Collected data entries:
(begin)

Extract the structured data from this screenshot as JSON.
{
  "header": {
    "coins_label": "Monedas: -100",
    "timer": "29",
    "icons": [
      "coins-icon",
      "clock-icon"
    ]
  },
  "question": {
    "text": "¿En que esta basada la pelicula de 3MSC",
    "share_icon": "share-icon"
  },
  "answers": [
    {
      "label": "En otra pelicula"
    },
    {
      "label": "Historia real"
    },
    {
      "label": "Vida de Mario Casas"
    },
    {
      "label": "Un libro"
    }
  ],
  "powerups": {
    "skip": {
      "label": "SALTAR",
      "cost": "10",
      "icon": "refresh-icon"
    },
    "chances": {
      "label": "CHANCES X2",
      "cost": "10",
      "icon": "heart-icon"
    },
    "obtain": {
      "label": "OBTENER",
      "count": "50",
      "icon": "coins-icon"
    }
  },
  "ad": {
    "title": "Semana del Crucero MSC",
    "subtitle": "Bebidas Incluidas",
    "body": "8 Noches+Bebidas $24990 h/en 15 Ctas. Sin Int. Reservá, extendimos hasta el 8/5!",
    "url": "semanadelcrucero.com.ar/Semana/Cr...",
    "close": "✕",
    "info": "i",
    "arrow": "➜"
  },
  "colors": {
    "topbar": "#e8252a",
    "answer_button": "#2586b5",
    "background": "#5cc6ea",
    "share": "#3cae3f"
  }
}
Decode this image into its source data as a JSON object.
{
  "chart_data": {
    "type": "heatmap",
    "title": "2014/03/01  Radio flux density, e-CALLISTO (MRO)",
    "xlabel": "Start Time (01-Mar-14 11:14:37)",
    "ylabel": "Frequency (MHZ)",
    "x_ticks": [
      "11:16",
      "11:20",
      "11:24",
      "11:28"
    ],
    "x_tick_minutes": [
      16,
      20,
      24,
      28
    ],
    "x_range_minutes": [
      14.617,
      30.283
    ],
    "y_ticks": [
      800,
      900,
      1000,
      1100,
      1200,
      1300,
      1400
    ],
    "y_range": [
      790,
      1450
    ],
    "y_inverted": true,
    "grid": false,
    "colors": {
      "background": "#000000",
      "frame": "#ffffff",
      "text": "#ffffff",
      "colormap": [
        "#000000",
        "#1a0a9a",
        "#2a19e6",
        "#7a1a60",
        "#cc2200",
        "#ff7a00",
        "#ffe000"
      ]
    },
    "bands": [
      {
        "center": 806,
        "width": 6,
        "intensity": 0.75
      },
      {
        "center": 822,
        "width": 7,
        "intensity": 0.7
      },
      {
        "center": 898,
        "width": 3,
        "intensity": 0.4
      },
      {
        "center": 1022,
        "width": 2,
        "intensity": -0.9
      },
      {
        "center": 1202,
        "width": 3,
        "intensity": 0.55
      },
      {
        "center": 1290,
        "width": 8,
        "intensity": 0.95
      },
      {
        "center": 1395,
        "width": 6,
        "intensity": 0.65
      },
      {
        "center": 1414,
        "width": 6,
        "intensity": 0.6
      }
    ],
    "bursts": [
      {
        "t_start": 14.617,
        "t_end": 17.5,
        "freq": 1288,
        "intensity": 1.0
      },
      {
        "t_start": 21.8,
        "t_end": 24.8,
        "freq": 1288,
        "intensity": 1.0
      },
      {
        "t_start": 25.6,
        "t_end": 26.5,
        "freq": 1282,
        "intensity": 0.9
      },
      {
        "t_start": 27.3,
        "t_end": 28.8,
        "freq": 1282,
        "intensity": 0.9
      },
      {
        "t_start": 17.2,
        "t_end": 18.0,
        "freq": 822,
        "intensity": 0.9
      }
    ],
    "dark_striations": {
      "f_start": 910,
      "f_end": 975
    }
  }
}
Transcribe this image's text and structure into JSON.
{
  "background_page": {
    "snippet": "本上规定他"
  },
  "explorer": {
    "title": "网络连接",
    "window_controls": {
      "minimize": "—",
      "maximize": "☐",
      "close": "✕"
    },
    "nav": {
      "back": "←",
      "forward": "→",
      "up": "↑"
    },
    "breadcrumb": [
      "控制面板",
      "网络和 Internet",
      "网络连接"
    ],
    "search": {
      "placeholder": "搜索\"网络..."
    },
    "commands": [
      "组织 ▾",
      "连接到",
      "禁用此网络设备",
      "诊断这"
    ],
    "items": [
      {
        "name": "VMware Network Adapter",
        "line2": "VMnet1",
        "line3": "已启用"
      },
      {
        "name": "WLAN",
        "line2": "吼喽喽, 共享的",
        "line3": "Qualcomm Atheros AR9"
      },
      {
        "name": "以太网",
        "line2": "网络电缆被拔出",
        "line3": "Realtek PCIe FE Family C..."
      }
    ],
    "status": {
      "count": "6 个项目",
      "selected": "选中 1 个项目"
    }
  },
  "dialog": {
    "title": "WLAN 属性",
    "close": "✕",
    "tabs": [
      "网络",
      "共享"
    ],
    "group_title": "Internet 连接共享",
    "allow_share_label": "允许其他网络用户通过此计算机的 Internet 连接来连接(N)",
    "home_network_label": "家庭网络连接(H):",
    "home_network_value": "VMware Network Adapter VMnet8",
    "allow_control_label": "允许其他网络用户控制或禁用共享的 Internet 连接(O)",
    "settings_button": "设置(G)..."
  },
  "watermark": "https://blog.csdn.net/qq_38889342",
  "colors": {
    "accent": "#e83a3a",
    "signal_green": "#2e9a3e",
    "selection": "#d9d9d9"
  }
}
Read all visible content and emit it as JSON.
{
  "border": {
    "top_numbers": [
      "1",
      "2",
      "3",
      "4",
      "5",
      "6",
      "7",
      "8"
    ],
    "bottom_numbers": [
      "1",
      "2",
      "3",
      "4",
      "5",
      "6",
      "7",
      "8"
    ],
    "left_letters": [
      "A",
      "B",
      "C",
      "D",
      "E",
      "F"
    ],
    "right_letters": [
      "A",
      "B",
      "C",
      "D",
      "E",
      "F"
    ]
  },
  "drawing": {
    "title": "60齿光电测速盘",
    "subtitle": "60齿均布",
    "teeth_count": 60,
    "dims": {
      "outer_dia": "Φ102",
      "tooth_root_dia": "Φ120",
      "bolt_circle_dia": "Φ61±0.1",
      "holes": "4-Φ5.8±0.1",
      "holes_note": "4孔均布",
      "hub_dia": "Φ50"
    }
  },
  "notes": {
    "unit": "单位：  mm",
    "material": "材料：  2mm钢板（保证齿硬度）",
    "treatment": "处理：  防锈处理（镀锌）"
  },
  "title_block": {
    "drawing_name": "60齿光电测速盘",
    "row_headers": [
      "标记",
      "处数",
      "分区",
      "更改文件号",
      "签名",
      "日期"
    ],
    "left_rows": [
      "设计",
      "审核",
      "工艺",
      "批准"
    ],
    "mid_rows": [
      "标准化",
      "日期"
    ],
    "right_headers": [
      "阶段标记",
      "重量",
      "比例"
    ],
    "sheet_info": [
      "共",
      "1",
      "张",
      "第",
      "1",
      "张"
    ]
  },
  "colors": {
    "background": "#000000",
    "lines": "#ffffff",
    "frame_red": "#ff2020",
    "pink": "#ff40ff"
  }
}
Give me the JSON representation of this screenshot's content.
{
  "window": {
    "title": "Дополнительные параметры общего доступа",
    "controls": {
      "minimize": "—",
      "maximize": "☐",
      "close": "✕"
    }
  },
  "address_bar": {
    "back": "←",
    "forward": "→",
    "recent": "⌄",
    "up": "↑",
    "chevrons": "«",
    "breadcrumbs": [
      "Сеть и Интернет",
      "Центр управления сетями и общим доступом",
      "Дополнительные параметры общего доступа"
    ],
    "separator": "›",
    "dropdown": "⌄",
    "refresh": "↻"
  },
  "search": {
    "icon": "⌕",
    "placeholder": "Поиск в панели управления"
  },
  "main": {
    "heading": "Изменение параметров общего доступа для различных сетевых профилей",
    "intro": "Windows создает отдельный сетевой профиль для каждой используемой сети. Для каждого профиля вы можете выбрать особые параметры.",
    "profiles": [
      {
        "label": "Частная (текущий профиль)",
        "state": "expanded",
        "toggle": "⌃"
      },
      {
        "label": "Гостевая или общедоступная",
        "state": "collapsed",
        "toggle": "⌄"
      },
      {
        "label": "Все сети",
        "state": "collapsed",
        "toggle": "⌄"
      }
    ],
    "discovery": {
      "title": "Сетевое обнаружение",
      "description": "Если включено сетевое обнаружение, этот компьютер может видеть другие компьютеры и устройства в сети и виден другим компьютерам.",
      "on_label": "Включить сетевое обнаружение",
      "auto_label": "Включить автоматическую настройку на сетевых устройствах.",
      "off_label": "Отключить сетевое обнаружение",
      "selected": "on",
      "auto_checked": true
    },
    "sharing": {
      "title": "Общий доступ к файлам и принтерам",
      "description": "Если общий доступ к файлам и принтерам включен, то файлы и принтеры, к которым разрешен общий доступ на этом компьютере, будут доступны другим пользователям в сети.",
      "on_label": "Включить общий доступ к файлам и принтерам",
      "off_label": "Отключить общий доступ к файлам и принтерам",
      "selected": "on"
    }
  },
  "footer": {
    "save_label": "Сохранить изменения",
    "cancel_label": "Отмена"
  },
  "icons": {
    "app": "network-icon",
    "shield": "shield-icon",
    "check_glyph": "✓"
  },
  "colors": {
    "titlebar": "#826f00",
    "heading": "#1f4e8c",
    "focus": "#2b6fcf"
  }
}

(end)

Exercise:
Copy all lines of the material above where the string "Internet" occurs.

Response to this task:
      "网络和 Internet",
    "group_title": "Internet 连接共享",
    "allow_share_label": "允许其他网络用户通过此计算机的 Internet 连接来连接(N)",
    "allow_control_label": "允许其他网络用户控制或禁用共享的 Internet 连接(O)",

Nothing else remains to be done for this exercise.